What is asked | Extract each line of the material that follows exactly and omit its pictures.

Dataset items:
#####

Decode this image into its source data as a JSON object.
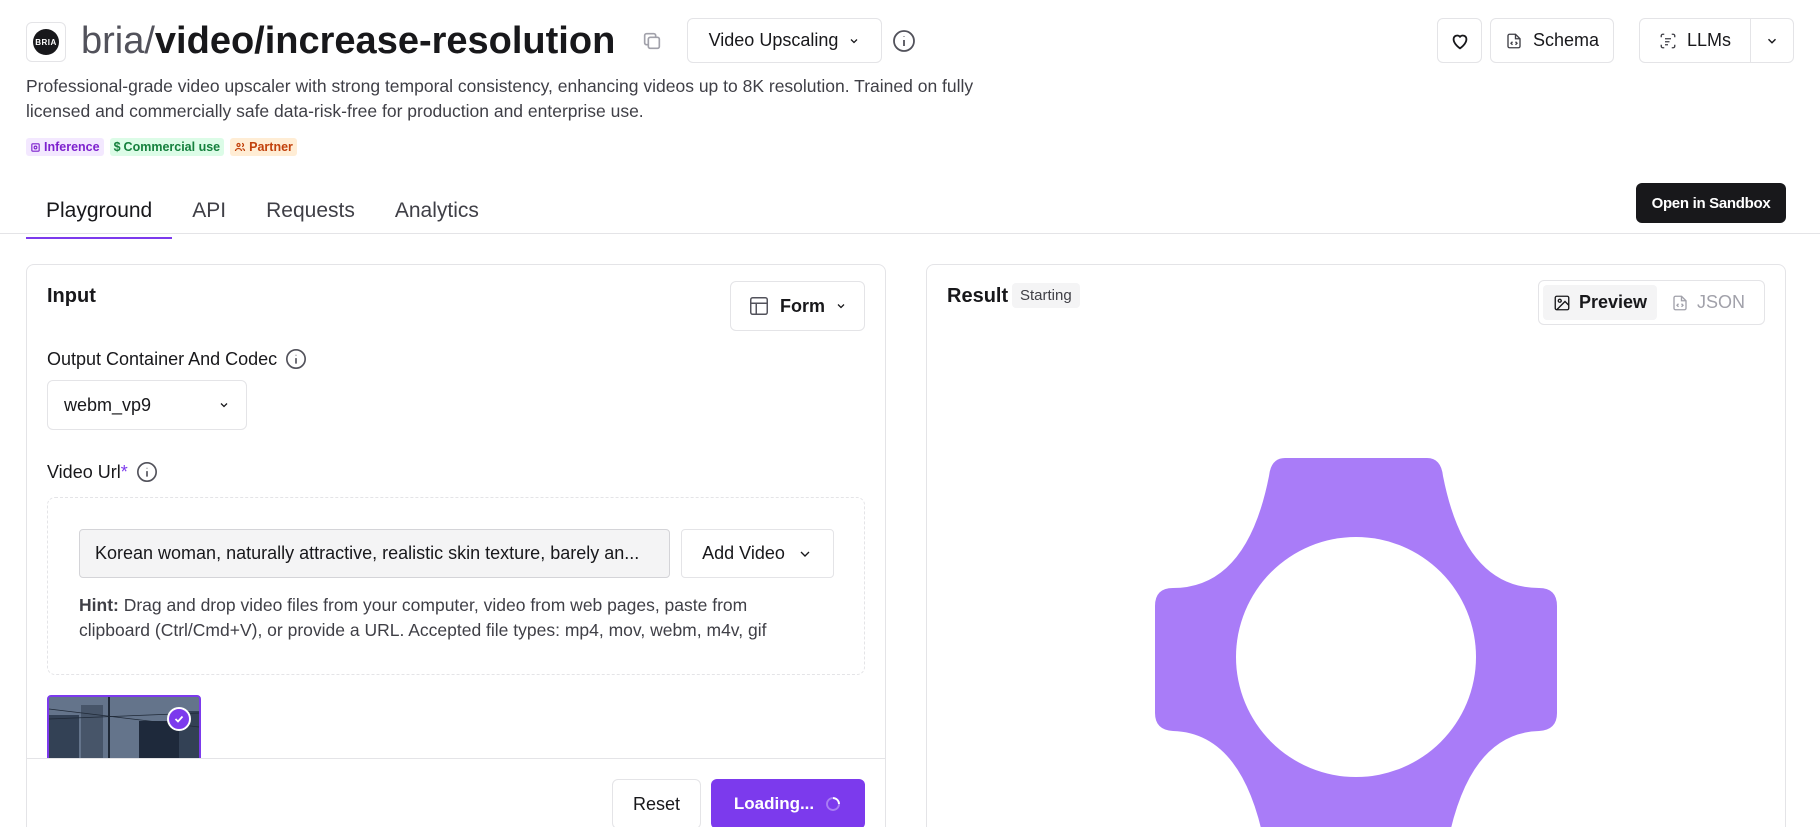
{
  "header": {
    "logo_text": "BRIA",
    "title_owner": "bria/",
    "title_path": "video/increase-resolution",
    "category": "Video Upscaling",
    "schema_label": "Schema",
    "llms_label": "LLMs"
  },
  "description": "Professional-grade video upscaler with strong temporal consistency, enhancing videos up to 8K resolution. Trained on fully licensed and commercially safe data-risk-free for production and enterprise use.",
  "badges": [
    {
      "label": "Inference"
    },
    {
      "label": "Commercial use"
    },
    {
      "label": "Partner"
    }
  ],
  "tabs": [
    {
      "label": "Playground",
      "active": true
    },
    {
      "label": "API"
    },
    {
      "label": "Requests"
    },
    {
      "label": "Analytics"
    }
  ],
  "sandbox_label": "Open in Sandbox",
  "input_panel": {
    "title": "Input",
    "form_label": "Form",
    "codec_label": "Output Container And Codec",
    "codec_value": "webm_vp9",
    "video_url_label": "Video Url",
    "required_mark": "*",
    "video_url_value": "Korean woman, naturally attractive, realistic skin texture, barely an...",
    "add_video_label": "Add Video",
    "hint_prefix": "Hint:",
    "hint_text": " Drag and drop video files from your computer, video from web pages, paste from clipboard (Ctrl/Cmd+V), or provide a URL. Accepted file types: mp4, mov, webm, m4v, gif",
    "reset_label": "Reset",
    "submit_label": "Loading..."
  },
  "result_panel": {
    "title": "Result",
    "status": "Starting",
    "preview_label": "Preview",
    "json_label": "JSON"
  },
  "colors": {
    "accent": "#7c3aed",
    "loader_shape": "#a97cf8"
  }
}
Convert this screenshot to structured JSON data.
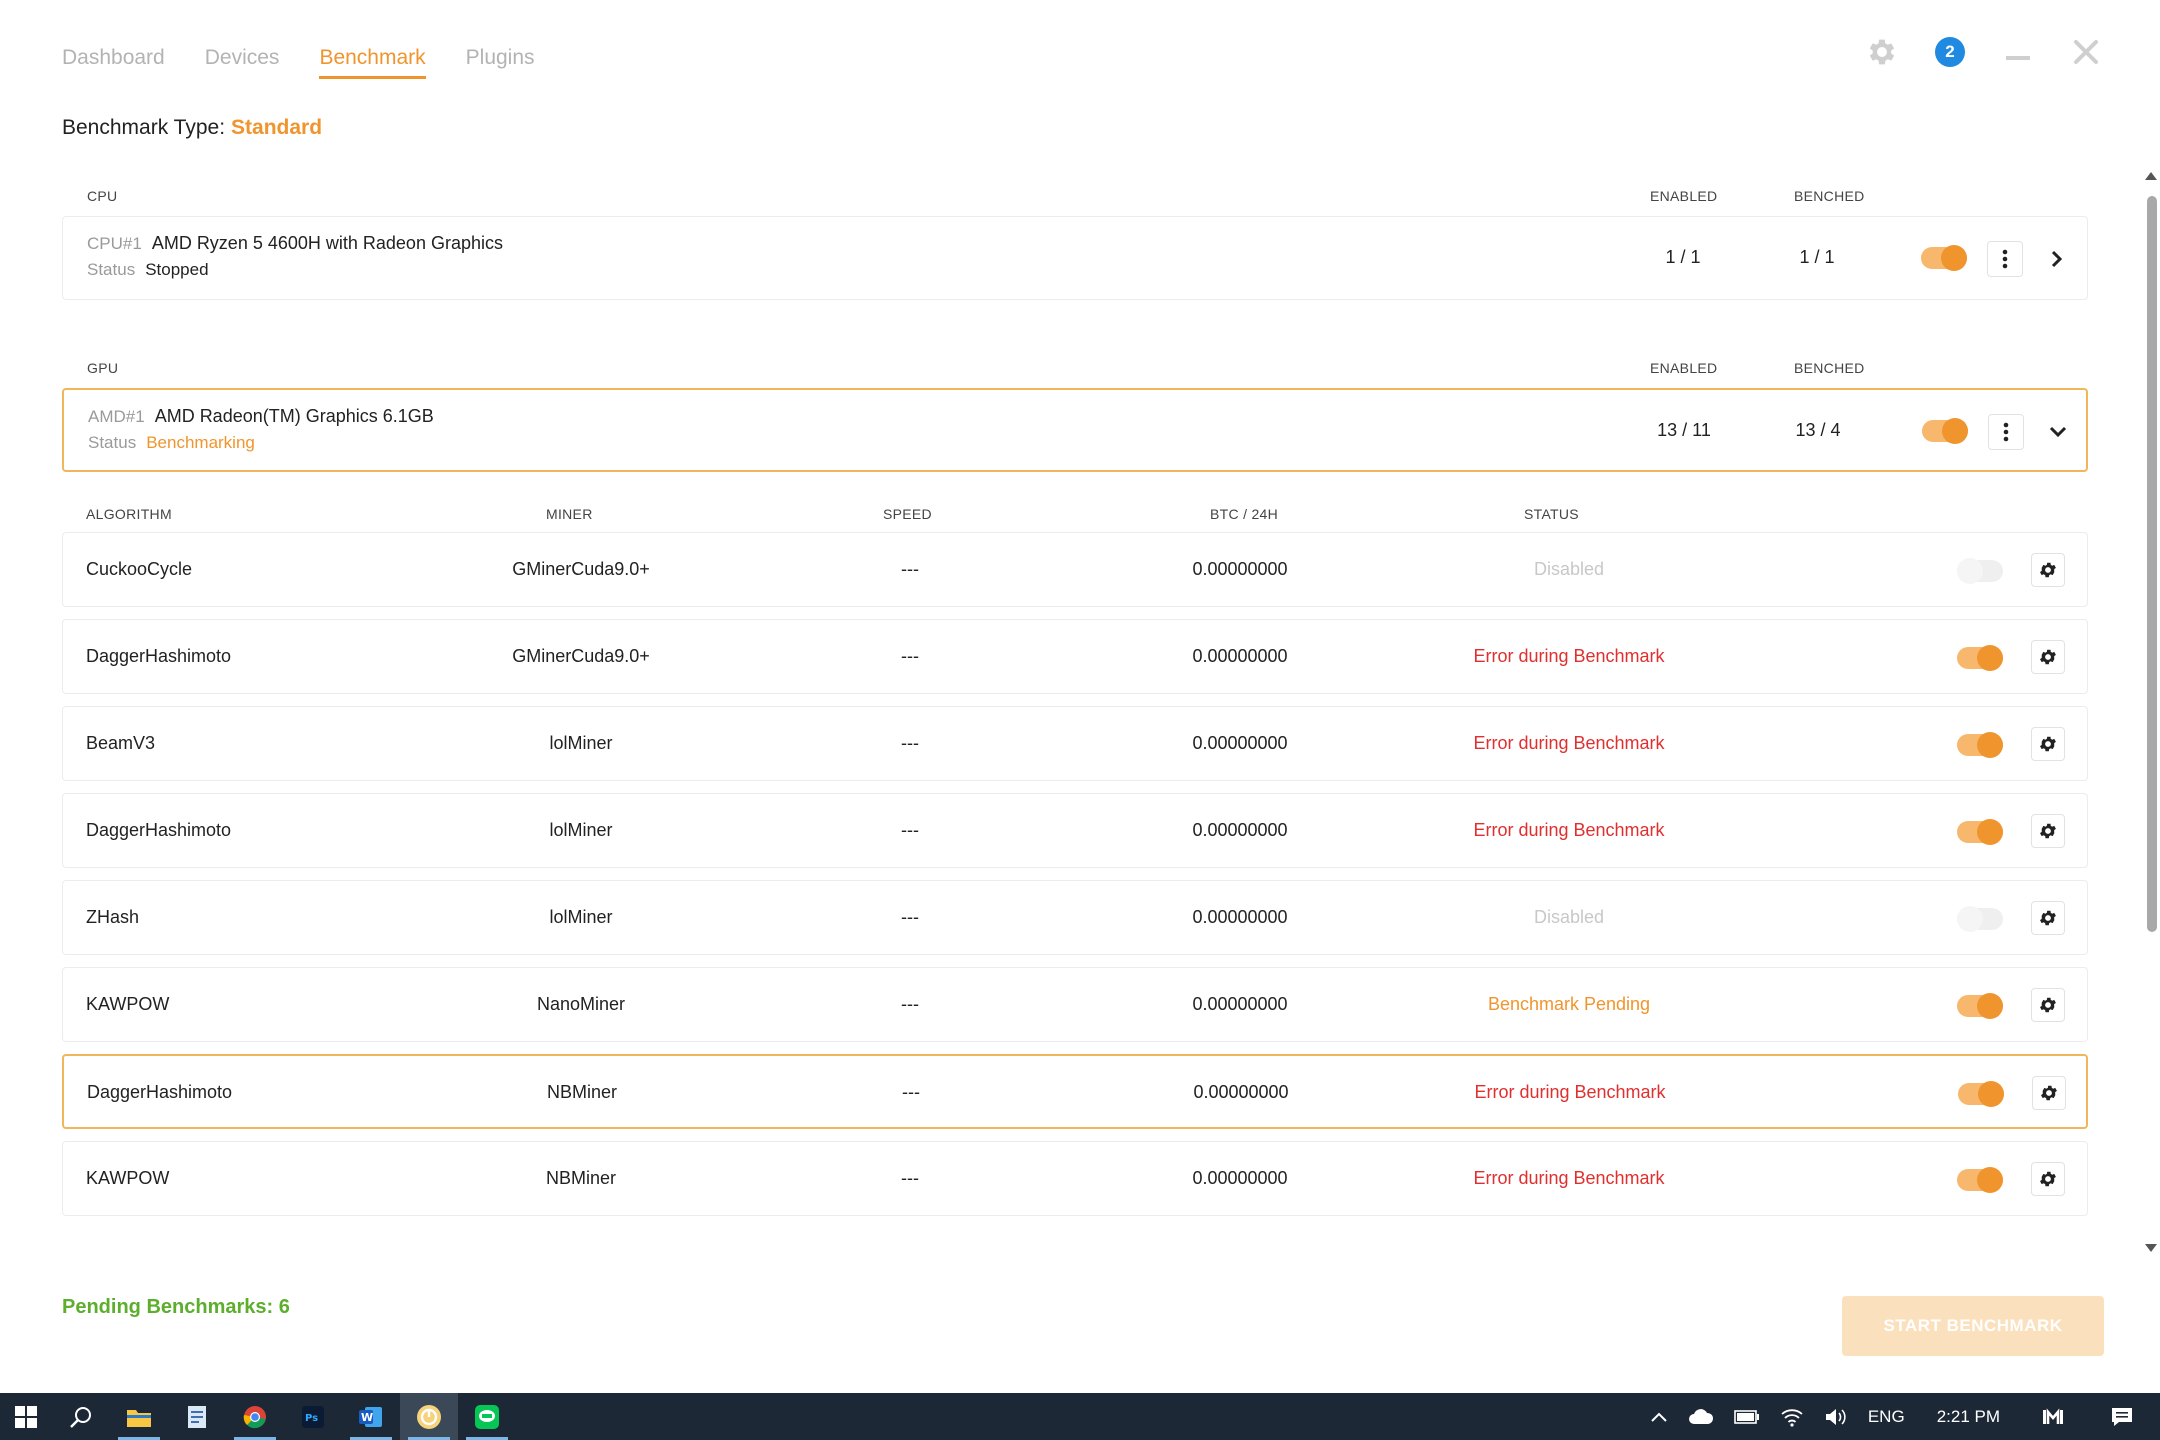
{
  "tabs": [
    {
      "label": "Dashboard",
      "active": false
    },
    {
      "label": "Devices",
      "active": false
    },
    {
      "label": "Benchmark",
      "active": true
    },
    {
      "label": "Plugins",
      "active": false
    }
  ],
  "window_controls": {
    "notification_count": "2"
  },
  "benchmark_type": {
    "label": "Benchmark Type:",
    "value": "Standard"
  },
  "cpu_section": {
    "label": "CPU",
    "col_enabled": "ENABLED",
    "col_benched": "BENCHED",
    "device": {
      "id": "CPU#1",
      "name": "AMD Ryzen 5 4600H with Radeon Graphics",
      "status_label": "Status",
      "status": "Stopped",
      "enabled": "1 / 1",
      "benched": "1 / 1"
    }
  },
  "gpu_section": {
    "label": "GPU",
    "col_enabled": "ENABLED",
    "col_benched": "BENCHED",
    "device": {
      "id": "AMD#1",
      "name": "AMD Radeon(TM) Graphics 6.1GB",
      "status_label": "Status",
      "status": "Benchmarking",
      "enabled": "13 / 11",
      "benched": "13 / 4"
    }
  },
  "algo_columns": {
    "algorithm": "ALGORITHM",
    "miner": "MINER",
    "speed": "SPEED",
    "btc": "BTC / 24H",
    "status": "STATUS"
  },
  "algorithms": [
    {
      "algorithm": "CuckooCycle",
      "miner": "GMinerCuda9.0+",
      "speed": "---",
      "btc": "0.00000000",
      "status": "Disabled",
      "status_kind": "disabled",
      "enabled": false
    },
    {
      "algorithm": "DaggerHashimoto",
      "miner": "GMinerCuda9.0+",
      "speed": "---",
      "btc": "0.00000000",
      "status": "Error during Benchmark",
      "status_kind": "error",
      "enabled": true
    },
    {
      "algorithm": "BeamV3",
      "miner": "lolMiner",
      "speed": "---",
      "btc": "0.00000000",
      "status": "Error during Benchmark",
      "status_kind": "error",
      "enabled": true
    },
    {
      "algorithm": "DaggerHashimoto",
      "miner": "lolMiner",
      "speed": "---",
      "btc": "0.00000000",
      "status": "Error during Benchmark",
      "status_kind": "error",
      "enabled": true
    },
    {
      "algorithm": "ZHash",
      "miner": "lolMiner",
      "speed": "---",
      "btc": "0.00000000",
      "status": "Disabled",
      "status_kind": "disabled",
      "enabled": false
    },
    {
      "algorithm": "KAWPOW",
      "miner": "NanoMiner",
      "speed": "---",
      "btc": "0.00000000",
      "status": "Benchmark Pending",
      "status_kind": "pending",
      "enabled": true
    },
    {
      "algorithm": "DaggerHashimoto",
      "miner": "NBMiner",
      "speed": "---",
      "btc": "0.00000000",
      "status": "Error during Benchmark",
      "status_kind": "error",
      "enabled": true,
      "selected": true
    },
    {
      "algorithm": "KAWPOW",
      "miner": "NBMiner",
      "speed": "---",
      "btc": "0.00000000",
      "status": "Error during Benchmark",
      "status_kind": "error",
      "enabled": true
    }
  ],
  "footer": {
    "pending": "Pending Benchmarks: 6",
    "start_button": "START BENCHMARK"
  },
  "taskbar": {
    "language": "ENG",
    "time": "2:21 PM"
  },
  "colors": {
    "accent": "#f0952d",
    "error": "#e02f2f",
    "success": "#5cae2c",
    "badge": "#2089e0"
  }
}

#####

Solved exercise |
Decode this image into its source data as a JSON object.
{
  "header": {
    "logo_text": "BRIA",
    "title_owner": "bria/",
    "title_path": "video/increase-resolution",
    "category": "Video Upscaling",
    "schema_label": "Schema",
    "llms_label": "LLMs"
  },
  "description": "Professional-grade video upscaler with strong temporal consistency, enhancing videos up to 8K resolution. Trained on fully licensed and commercially safe data-risk-free for production and enterprise use.",
  "badges": [
    {
      "label": "Inference"
    },
    {
      "label": "Commercial use"
    },
    {
      "label": "Partner"
    }
  ],
  "tabs": [
    {
      "label": "Playground",
      "active": true
    },
    {
      "label": "API"
    },
    {
      "label": "Requests"
    },
    {
      "label": "Analytics"
    }
  ],
  "sandbox_label": "Open in Sandbox",
  "input_panel": {
    "title": "Input",
    "form_label": "Form",
    "codec_label": "Output Container And Codec",
    "codec_value": "webm_vp9",
    "video_url_label": "Video Url",
    "required_mark": "*",
    "video_url_value": "Korean woman, naturally attractive, realistic skin texture, barely an...",
    "add_video_label": "Add Video",
    "hint_prefix": "Hint:",
    "hint_text": " Drag and drop video files from your computer, video from web pages, paste from clipboard (Ctrl/Cmd+V), or provide a URL. Accepted file types: mp4, mov, webm, m4v, gif",
    "reset_label": "Reset",
    "submit_label": "Loading..."
  },
  "result_panel": {
    "title": "Result",
    "status": "Starting",
    "preview_label": "Preview",
    "json_label": "JSON"
  },
  "colors": {
    "accent": "#7c3aed",
    "loader_shape": "#a97cf8"
  }
}
Convert this screenshot to structured JSON data.
{
  "tabs": [
    {
      "label": "Dashboard",
      "active": false
    },
    {
      "label": "Devices",
      "active": false
    },
    {
      "label": "Benchmark",
      "active": true
    },
    {
      "label": "Plugins",
      "active": false
    }
  ],
  "window_controls": {
    "notification_count": "2"
  },
  "benchmark_type": {
    "label": "Benchmark Type:",
    "value": "Standard"
  },
  "cpu_section": {
    "label": "CPU",
    "col_enabled": "ENABLED",
    "col_benched": "BENCHED",
    "device": {
      "id": "CPU#1",
      "name": "AMD Ryzen 5 4600H with Radeon Graphics",
      "status_label": "Status",
      "status": "Stopped",
      "enabled": "1 / 1",
      "benched": "1 / 1"
    }
  },
  "gpu_section": {
    "label": "GPU",
    "col_enabled": "ENABLED",
    "col_benched": "BENCHED",
    "device": {
      "id": "AMD#1",
      "name": "AMD Radeon(TM) Graphics 6.1GB",
      "status_label": "Status",
      "status": "Benchmarking",
      "enabled": "13 / 11",
      "benched": "13 / 4"
    }
  },
  "algo_columns": {
    "algorithm": "ALGORITHM",
    "miner": "MINER",
    "speed": "SPEED",
    "btc": "BTC / 24H",
    "status": "STATUS"
  },
  "algorithms": [
    {
      "algorithm": "CuckooCycle",
      "miner": "GMinerCuda9.0+",
      "speed": "---",
      "btc": "0.00000000",
      "status": "Disabled",
      "status_kind": "disabled",
      "enabled": false
    },
    {
      "algorithm": "DaggerHashimoto",
      "miner": "GMinerCuda9.0+",
      "speed": "---",
      "btc": "0.00000000",
      "status": "Error during Benchmark",
      "status_kind": "error",
      "enabled": true
    },
    {
      "algorithm": "BeamV3",
      "miner": "lolMiner",
      "speed": "---",
      "btc": "0.00000000",
      "status": "Error during Benchmark",
      "status_kind": "error",
      "enabled": true
    },
    {
      "algorithm": "DaggerHashimoto",
      "miner": "lolMiner",
      "speed": "---",
      "btc": "0.00000000",
      "status": "Error during Benchmark",
      "status_kind": "error",
      "enabled": true
    },
    {
      "algorithm": "ZHash",
      "miner": "lolMiner",
      "speed": "---",
      "btc": "0.00000000",
      "status": "Disabled",
      "status_kind": "disabled",
      "enabled": false
    },
    {
      "algorithm": "KAWPOW",
      "miner": "NanoMiner",
      "speed": "---",
      "btc": "0.00000000",
      "status": "Benchmark Pending",
      "status_kind": "pending",
      "enabled": true
    },
    {
      "algorithm": "DaggerHashimoto",
      "miner": "NBMiner",
      "speed": "---",
      "btc": "0.00000000",
      "status": "Error during Benchmark",
      "status_kind": "error",
      "enabled": true,
      "selected": true
    },
    {
      "algorithm": "KAWPOW",
      "miner": "NBMiner",
      "speed": "---",
      "btc": "0.00000000",
      "status": "Error during Benchmark",
      "status_kind": "error",
      "enabled": true
    }
  ],
  "footer": {
    "pending": "Pending Benchmarks: 6",
    "start_button": "START BENCHMARK"
  },
  "taskbar": {
    "language": "ENG",
    "time": "2:21 PM"
  },
  "colors": {
    "accent": "#f0952d",
    "error": "#e02f2f",
    "success": "#5cae2c",
    "badge": "#2089e0"
  }
}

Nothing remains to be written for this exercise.